##### Material for the task

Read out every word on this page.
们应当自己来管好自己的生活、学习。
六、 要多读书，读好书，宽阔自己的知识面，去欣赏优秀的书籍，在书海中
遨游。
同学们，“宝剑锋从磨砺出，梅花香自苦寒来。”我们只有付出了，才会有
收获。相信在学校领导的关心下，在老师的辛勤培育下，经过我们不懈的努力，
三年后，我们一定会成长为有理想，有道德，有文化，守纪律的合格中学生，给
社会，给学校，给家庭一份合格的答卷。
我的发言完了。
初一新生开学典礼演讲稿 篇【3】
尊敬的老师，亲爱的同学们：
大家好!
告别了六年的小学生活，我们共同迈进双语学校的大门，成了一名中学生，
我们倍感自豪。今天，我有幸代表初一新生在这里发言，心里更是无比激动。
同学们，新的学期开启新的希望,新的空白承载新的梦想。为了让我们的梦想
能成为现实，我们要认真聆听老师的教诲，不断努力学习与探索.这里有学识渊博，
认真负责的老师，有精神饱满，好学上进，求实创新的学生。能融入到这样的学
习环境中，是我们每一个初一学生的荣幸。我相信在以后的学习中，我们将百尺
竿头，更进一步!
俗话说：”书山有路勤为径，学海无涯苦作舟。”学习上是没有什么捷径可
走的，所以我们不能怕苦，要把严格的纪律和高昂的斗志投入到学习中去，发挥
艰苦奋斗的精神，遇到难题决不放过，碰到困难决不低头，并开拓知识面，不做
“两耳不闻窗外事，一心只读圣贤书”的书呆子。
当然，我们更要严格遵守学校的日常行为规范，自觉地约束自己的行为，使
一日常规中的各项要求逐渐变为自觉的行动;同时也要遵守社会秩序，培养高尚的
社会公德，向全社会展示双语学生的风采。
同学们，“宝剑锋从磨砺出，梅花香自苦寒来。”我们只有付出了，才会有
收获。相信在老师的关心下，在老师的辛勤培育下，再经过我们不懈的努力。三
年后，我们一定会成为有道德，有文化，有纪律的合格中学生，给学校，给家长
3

##########
##### Material for the task

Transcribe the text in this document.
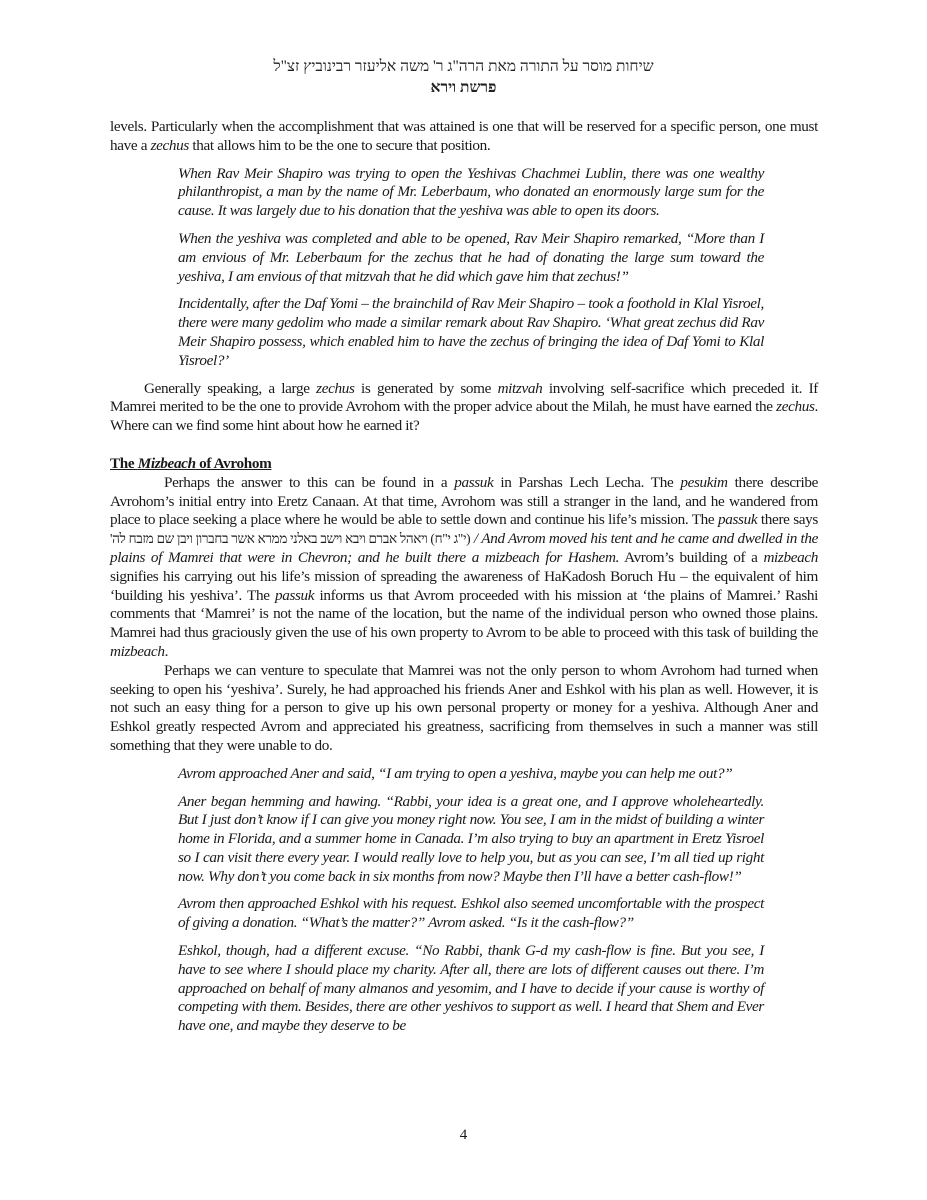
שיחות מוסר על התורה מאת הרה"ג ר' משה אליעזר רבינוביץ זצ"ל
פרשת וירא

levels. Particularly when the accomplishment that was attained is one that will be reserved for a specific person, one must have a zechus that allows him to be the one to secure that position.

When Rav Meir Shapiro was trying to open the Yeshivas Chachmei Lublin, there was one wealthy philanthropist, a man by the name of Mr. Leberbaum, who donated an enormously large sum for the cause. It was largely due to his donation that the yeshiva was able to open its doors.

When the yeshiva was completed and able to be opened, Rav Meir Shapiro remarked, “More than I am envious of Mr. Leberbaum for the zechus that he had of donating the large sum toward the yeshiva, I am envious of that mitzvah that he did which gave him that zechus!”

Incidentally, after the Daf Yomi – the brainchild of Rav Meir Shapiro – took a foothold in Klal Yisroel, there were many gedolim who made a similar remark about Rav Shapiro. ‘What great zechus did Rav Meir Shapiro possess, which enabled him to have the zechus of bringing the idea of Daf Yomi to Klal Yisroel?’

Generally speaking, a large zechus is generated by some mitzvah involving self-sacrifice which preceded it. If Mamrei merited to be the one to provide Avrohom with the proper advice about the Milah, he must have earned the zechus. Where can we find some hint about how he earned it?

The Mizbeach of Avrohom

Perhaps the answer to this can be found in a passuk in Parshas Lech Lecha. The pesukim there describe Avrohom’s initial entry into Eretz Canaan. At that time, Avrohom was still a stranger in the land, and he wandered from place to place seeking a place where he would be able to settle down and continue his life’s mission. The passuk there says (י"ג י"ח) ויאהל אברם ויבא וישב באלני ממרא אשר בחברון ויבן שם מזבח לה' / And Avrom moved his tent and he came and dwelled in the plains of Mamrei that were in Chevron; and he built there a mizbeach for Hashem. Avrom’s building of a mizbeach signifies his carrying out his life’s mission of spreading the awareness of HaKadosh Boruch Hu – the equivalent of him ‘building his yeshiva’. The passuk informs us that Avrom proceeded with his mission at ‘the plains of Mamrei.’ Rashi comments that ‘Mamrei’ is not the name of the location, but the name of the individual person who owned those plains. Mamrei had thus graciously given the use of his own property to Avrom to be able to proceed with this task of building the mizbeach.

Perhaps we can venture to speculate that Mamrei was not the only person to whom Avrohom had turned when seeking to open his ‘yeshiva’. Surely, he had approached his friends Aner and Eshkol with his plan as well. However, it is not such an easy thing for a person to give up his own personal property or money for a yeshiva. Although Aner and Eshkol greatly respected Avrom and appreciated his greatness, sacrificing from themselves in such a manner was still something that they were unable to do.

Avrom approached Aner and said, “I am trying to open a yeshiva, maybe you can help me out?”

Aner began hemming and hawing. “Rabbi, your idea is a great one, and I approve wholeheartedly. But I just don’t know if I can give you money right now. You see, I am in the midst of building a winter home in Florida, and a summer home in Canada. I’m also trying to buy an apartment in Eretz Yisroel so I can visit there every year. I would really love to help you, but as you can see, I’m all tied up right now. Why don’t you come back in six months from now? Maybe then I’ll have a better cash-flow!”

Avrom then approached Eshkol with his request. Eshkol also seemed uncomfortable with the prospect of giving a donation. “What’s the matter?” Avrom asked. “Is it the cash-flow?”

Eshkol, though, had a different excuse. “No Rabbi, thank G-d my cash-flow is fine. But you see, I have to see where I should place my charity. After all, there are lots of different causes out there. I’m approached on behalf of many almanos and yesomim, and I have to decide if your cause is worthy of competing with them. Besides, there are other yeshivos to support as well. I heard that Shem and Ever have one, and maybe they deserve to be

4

##########

:: Required task ::
Report every line in the data above in which the word "must" appears.

:: Task answer ::
levels. Particularly when the accomplishment that was attained is one that will be reserved for a specific person, one must have a zechus that allows him to be the one to secure that position.
Generally speaking, a large zechus is generated by some mitzvah involving self-sacrifice which preceded it. If Mamrei merited to be the one to provide Avrohom with the proper advice about the Milah, he must have earned the zechus. Where can we find some hint about how he earned it?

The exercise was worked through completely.